**Short exercise 1:**
Translate this sentence from the page about the Little Texas song "Life Goes On" into Spanish: "The song was co-written by the band's drummer, Del Gray and songwriters Thom McHugh and Keith Follesé."
**Short exercise 2:**
According to the page about the Little Texas song "Life Goes On," how high did the song climb on Canada's RPM country tracks chart?

**Text:**

# # # # #

Single by Little Texas

from the album Greatest Hits
- B-side: "Peaceful Easy Feeling"
- Released: August 21, 1995
- Genre: Country
- Length: 2:39
- Label: Warner Bros. Nashville
- Songwriters: Del Gray, Thom McHugh, Keith Follesé
- Producers: Christy Dinapoli, Doug Grau, James Stroud

Little Texas singles chronology
| "Southern Grace" (1995) | "Life Goes On" (1995) | "Country Crazy" (1996) |

= Life Goes On (Little Texas song) =

"Life Goes On" is a song recorded by American country music group Little Texas. It was released in August 1995 as the first single from the band's Greatest Hits compilation album. The song was co-written by the band's drummer, Del Gray and songwriters Thom McHugh and Keith Follesé. Life Goes On was Little Texas's thirteenth entry on the Billboard charts, peaking at #5 on the Hot Country Songs chart and reaching #4 on Canada's RPM country tracks chart. It would be their last single to make it to the Top 40.

# # # # #

**Material:**
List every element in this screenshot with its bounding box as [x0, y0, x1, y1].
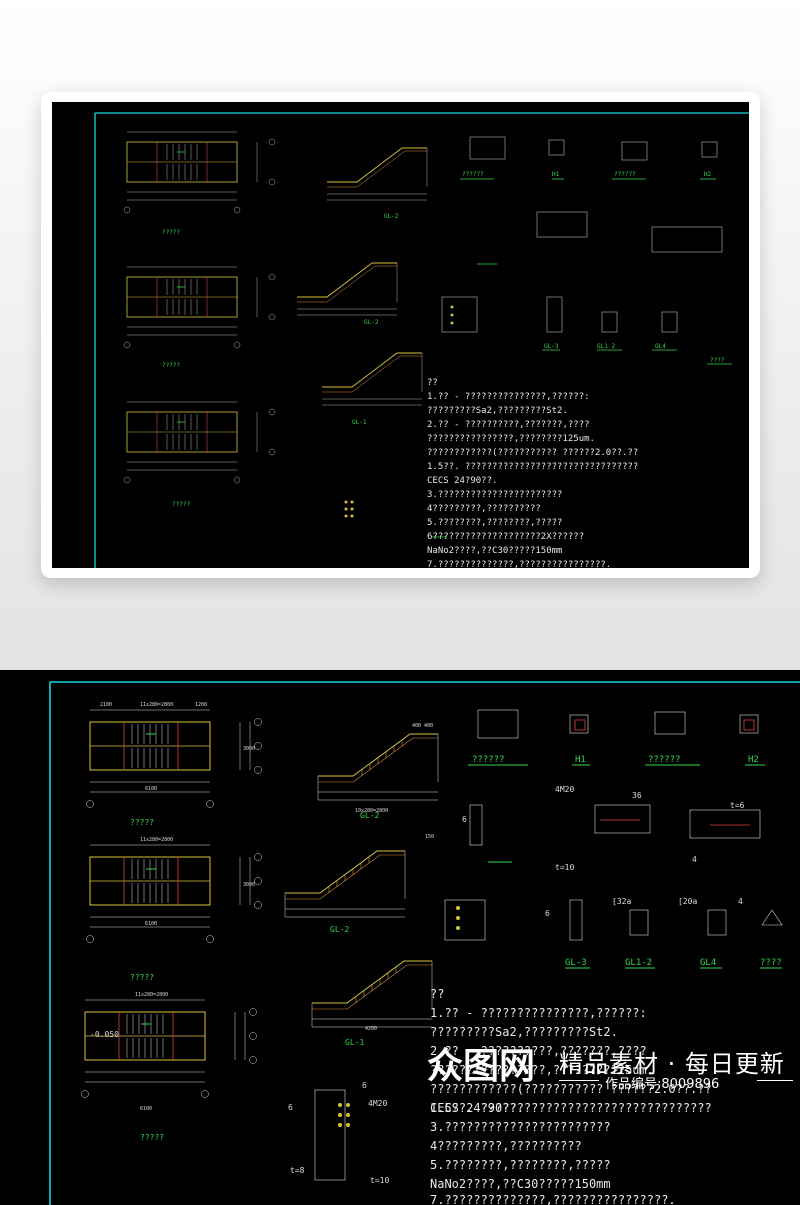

# # # # #

**Correct response 1:**
La canción fue coescrita por el baterista de la banda, Del Gray, y los compositores Thom McHugh y Keith Follesé.

**Correct response 2:**
It reached #4.